**INSTRUCTION:** Only the number is needed: how many lines of the records include "Maar"?

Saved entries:
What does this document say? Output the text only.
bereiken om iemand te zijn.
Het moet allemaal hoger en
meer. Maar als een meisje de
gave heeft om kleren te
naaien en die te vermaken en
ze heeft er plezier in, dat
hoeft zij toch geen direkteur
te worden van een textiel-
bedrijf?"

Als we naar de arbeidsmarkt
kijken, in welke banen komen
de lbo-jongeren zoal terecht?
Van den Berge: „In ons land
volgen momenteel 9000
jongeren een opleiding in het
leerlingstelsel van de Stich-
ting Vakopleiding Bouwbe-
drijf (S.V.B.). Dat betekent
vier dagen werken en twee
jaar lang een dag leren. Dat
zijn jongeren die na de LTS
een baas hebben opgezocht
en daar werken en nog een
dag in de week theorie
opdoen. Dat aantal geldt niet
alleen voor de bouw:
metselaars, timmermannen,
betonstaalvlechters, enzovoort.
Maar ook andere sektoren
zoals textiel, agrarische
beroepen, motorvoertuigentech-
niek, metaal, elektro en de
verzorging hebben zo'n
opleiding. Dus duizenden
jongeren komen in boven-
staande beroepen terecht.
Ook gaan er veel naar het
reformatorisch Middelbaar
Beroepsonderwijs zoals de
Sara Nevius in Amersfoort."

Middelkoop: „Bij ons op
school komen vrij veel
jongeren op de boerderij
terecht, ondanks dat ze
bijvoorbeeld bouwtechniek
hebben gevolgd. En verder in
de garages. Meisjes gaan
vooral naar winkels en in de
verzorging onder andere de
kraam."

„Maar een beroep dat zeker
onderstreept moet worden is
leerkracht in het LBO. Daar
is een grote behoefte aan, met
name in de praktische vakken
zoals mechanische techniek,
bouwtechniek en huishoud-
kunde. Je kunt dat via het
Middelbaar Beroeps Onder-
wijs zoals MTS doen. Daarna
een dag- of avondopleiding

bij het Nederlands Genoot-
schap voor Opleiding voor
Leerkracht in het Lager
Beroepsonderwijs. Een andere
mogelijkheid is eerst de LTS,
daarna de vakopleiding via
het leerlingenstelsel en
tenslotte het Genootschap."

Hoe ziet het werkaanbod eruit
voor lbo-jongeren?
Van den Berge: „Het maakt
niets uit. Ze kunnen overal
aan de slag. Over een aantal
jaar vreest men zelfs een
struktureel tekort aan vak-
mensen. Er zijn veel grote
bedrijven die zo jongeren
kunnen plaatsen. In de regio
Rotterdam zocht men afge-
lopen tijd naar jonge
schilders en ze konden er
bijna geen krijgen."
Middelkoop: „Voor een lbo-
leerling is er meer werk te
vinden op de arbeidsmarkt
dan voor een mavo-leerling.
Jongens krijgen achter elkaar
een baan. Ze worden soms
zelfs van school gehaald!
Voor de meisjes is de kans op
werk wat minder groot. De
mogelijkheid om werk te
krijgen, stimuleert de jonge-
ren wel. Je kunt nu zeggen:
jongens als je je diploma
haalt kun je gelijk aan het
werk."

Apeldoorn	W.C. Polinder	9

**CORRECT RESULT:** 3